Stored data
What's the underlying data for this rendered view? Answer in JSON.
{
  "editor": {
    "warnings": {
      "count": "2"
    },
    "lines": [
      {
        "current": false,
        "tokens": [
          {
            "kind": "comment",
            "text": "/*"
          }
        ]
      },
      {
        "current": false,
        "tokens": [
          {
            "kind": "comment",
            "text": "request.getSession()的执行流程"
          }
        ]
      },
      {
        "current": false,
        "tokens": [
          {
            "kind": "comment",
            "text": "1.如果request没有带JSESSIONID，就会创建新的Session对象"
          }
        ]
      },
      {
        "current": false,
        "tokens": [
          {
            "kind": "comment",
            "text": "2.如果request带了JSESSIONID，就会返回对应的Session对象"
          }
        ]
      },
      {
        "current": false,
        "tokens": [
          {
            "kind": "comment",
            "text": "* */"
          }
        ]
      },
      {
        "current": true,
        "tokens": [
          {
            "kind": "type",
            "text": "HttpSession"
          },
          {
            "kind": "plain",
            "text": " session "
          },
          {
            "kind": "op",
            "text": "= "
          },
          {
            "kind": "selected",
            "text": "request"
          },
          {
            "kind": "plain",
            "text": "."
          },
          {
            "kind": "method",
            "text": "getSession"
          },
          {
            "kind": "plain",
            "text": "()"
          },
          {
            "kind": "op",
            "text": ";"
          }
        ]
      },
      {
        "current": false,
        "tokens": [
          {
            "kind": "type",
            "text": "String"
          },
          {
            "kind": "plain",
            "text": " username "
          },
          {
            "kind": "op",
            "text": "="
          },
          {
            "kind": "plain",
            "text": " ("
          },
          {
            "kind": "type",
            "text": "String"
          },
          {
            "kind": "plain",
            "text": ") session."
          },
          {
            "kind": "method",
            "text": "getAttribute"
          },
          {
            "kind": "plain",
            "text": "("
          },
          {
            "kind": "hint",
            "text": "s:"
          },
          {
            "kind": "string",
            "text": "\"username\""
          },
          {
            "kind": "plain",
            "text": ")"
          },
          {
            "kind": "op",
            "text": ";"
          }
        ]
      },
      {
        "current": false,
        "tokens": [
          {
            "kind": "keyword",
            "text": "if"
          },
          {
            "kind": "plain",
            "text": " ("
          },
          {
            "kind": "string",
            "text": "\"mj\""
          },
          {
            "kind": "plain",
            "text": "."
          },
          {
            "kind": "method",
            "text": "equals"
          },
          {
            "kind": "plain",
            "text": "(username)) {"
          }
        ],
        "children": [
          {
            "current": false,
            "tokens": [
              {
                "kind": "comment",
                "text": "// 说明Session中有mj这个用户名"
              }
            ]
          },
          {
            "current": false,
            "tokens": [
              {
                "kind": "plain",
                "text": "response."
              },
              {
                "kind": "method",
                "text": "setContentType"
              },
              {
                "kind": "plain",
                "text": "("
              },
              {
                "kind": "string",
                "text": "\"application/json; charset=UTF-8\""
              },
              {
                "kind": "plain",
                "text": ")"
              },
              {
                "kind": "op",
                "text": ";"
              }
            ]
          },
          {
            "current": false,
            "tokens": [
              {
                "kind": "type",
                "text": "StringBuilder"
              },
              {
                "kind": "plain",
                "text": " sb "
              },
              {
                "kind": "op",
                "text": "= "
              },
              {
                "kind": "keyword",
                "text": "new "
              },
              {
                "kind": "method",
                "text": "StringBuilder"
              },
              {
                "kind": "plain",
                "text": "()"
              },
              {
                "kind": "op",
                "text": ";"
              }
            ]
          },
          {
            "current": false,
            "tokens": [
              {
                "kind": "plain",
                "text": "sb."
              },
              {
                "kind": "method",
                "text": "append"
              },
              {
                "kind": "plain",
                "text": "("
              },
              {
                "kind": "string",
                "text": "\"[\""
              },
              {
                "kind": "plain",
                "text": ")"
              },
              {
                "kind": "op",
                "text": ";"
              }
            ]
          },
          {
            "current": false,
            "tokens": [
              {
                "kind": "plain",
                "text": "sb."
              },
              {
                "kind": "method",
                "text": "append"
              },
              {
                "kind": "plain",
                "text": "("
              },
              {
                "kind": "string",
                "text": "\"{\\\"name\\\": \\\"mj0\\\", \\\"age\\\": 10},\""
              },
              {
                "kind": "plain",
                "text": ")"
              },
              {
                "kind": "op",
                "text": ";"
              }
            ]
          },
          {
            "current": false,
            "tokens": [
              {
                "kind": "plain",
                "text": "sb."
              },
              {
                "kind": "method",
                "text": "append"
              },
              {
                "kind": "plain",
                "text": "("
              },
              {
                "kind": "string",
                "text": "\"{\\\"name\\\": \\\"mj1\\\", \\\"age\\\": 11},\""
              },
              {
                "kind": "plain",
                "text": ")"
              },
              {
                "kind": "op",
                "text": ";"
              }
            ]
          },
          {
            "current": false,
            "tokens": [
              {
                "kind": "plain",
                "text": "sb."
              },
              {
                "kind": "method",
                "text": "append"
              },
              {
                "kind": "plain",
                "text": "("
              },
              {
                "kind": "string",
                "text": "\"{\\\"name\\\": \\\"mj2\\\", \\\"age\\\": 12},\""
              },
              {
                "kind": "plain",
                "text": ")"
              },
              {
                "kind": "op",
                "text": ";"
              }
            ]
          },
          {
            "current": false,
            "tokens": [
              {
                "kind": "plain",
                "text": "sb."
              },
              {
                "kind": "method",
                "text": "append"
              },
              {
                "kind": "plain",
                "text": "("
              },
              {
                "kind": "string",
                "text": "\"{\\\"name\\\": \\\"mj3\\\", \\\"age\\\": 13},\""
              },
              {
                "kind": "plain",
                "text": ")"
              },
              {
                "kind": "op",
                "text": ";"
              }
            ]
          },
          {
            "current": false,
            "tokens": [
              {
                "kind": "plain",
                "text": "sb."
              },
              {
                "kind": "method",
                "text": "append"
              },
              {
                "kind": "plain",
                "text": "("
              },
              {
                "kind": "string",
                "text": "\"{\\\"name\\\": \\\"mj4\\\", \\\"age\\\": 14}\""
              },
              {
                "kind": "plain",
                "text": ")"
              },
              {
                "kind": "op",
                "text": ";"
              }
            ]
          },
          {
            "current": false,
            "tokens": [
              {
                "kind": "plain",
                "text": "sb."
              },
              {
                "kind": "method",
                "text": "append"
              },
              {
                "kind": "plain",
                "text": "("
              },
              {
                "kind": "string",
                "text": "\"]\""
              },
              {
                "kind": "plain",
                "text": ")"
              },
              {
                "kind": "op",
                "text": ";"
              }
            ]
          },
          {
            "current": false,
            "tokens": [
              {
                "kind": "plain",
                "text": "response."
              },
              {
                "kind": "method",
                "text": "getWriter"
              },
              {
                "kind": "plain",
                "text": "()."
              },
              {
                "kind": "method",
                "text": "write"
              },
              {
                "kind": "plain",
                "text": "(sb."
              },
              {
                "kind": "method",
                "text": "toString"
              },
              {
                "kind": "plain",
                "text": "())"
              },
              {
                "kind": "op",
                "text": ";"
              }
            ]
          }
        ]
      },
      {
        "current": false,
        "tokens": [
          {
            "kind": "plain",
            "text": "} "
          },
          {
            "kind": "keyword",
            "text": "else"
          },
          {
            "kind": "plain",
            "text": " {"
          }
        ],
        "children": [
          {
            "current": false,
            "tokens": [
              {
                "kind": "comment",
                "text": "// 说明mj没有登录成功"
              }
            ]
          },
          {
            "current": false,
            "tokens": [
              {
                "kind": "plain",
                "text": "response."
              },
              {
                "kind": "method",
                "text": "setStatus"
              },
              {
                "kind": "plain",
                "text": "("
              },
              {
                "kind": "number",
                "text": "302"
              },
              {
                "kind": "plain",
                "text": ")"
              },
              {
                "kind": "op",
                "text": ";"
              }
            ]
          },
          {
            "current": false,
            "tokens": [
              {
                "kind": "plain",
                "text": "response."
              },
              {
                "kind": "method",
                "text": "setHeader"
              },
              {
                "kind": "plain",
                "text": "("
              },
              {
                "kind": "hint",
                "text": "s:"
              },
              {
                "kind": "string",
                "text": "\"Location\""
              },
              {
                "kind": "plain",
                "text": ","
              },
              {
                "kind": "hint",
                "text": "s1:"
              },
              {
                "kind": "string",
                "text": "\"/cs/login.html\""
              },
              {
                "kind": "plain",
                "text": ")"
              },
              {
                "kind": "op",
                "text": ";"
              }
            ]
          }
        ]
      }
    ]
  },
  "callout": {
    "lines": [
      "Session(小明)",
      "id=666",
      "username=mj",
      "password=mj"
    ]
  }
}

■ **Aim of the task**
Choose all lines containing the string "getSession" and copy them out.

■ **Reply to the exercise**
            "text": "request.getSession()的执行流程"
            "text": "getSession"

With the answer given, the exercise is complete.